Written exercise ->
Return the full listing exactly as it is written.

------ Material to process ------

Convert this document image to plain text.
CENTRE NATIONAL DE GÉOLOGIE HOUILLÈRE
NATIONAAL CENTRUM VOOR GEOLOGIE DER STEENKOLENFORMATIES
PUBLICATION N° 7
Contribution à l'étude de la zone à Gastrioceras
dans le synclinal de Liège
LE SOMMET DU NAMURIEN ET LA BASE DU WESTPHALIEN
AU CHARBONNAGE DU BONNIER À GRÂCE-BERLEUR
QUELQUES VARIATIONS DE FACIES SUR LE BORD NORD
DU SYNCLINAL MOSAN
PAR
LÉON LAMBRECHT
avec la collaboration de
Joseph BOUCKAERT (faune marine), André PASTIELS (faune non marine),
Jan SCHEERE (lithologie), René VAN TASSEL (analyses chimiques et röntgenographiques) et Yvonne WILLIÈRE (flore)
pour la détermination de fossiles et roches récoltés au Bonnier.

------

Expected output ->
Convert this document image to plain text.
CENTRE NATIONAL DE GÉOLOGIE HOUILLÈRE
NATIONAAL CENTRUM VOOR GEOLOGIE DER STEENKOLENFORMATIES
PUBLICATION N° 7
Contribution à l'étude de la zone à Gastrioceras
dans le synclinal de Liège
LE SOMMET DU NAMURIEN ET LA BASE DU WESTPHALIEN
AU CHARBONNAGE DU BONNIER À GRÂCE-BERLEUR
QUELQUES VARIATIONS DE FACIES SUR LE BORD NORD
DU SYNCLINAL MOSAN
PAR
LÉON LAMBRECHT
avec la collaboration de
Joseph BOUCKAERT (faune marine), André PASTIELS (faune non marine),
Jan SCHEERE (lithologie), René VAN TASSEL (analyses chimiques et röntgenographiques) et Yvonne WILLIÈRE (flore)
pour la détermination de fossiles et roches récoltés au Bonnier.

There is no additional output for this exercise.